▶ [Aim]:
Copy each line that has the string "atau" somewhere in it.

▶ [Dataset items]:
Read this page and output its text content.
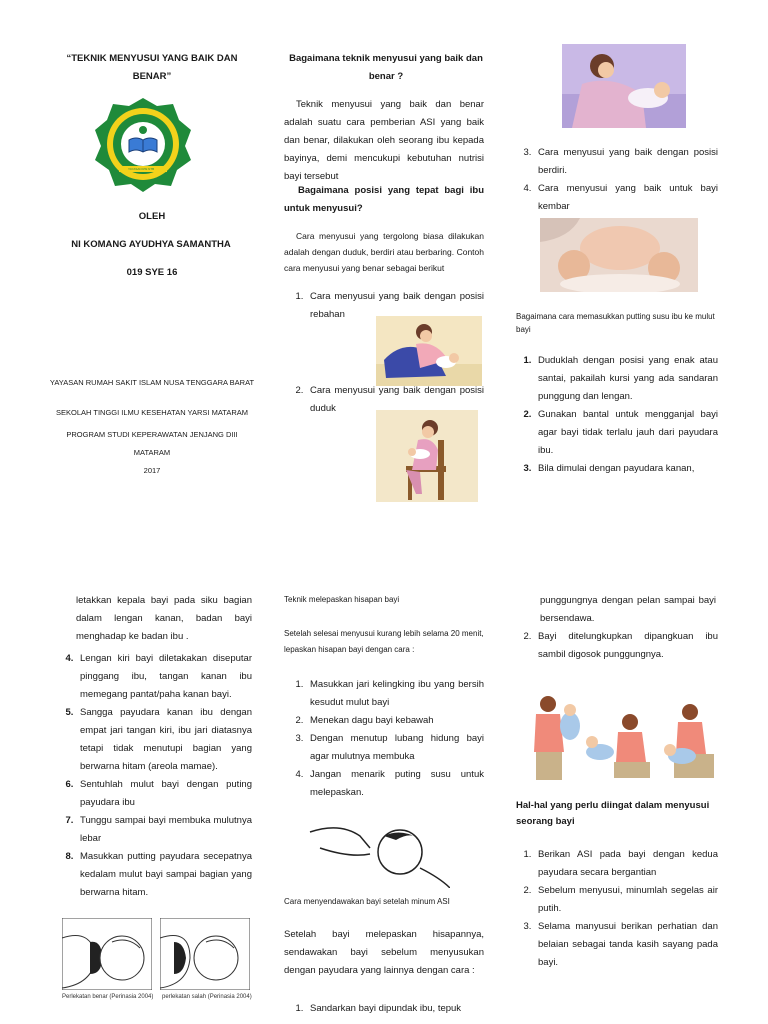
“TEKNIK MENYUSUI YANG BAIK DAN BENAR”
YAYASAN RSI NTB
OLEH
NI KOMANG AYUDHYA SAMANTHA
019 SYE 16
YAYASAN RUMAH SAKIT ISLAM NUSA TENGGARA BARAT
SEKOLAH TINGGI ILMU KESEHATAN YARSI MATARAM
PROGRAM STUDI KEPERAWATAN JENJANG DIII
MATARAM
2017
Bagaimana teknik menyusui yang baik dan benar ?
Teknik menyusui yang baik dan benar adalah suatu cara pemberian ASI yang baik dan benar, dilakukan oleh seorang ibu kepada bayinya, demi mencukupi kebutuhan nutrisi bayi tersebut
Bagaimana posisi yang tepat bagi ibu untuk menyusui?
Cara menyusui yang tergolong biasa dilakukan adalah dengan duduk, berdiri atau berbaring. Contoh cara menyusui yang benar sebagai berikut
1. Cara menyusui yang baik dengan posisi rebahan
2. Cara menyusui yang baik dengan posisi duduk
3. Cara menyusui yang baik dengan posisi berdiri.
4. Cara menyusui yang baik untuk bayi kembar
Bagaimana cara memasukkan putting susu ibu ke mulut bayi
1. Duduklah dengan posisi yang enak atau santai, pakailah kursi yang ada sandaran punggung dan lengan.
2. Gunakan bantal untuk mengganjal bayi agar bayi tidak terlalu jauh dari payudara ibu.
3. Bila dimulai dengan payudara kanan,
letakkan kepala bayi pada siku bagian dalam lengan kanan, badan bayi menghadap ke badan ibu .
4. Lengan kiri bayi diletakakan diseputar pinggang ibu, tangan kanan ibu memegang pantat/paha kanan bayi.
5. Sangga payudara kanan ibu dengan empat jari tangan kiri, ibu jari diatasnya tetapi tidak menutupi bagian yang berwarna hitam (areola mamae).
6. Sentuhlah mulut bayi dengan puting payudara ibu
7. Tunggu sampai bayi membuka mulutnya lebar
8. Masukkan putting payudara secepatnya kedalam mulut bayi sampai bagian yang berwarna hitam.
Perlekatan benar (Perinasia 2004) perlekatan salah (Perinasia 2004)
Teknik melepaskan hisapan bayi
Setelah selesai menyusui kurang lebih selama 20 menit, lepaskan hisapan bayi dengan cara :
1. Masukkan jari kelingking ibu yang bersih kesudut mulut bayi
2. Menekan dagu bayi kebawah
3. Dengan menutup lubang hidung bayi agar mulutnya membuka
4. Jangan menarik puting susu untuk melepaskan.
Cara menyendawakan bayi setelah minum ASI
Setelah bayi melepaskan hisapannya, sendawakan bayi sebelum menyusukan dengan payudara yang lainnya dengan cara :
1. Sandarkan bayi dipundak ibu, tepuk
punggungnya dengan pelan sampai bayi bersendawa.
2. Bayi ditelungkupkan dipangkuan ibu sambil digosok punggungnya.
Hal-hal yang perlu diingat dalam menyusui seorang bayi
1. Berikan ASI pada bayi dengan kedua payudara secara bergantian
2. Sebelum menyusui, minumlah segelas air putih.
3. Selama manyusui berikan perhatian dan belaian sebagai tanda kasih sayang pada bayi.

▶ [Answer to this task]:
Cara menyusui yang tergolong biasa dilakukan adalah dengan duduk, berdiri atau berbaring. Contoh cara menyusui yang benar sebagai berikut
1. Duduklah dengan posisi yang enak atau santai, pakailah kursi yang ada sandaran punggung dan lengan.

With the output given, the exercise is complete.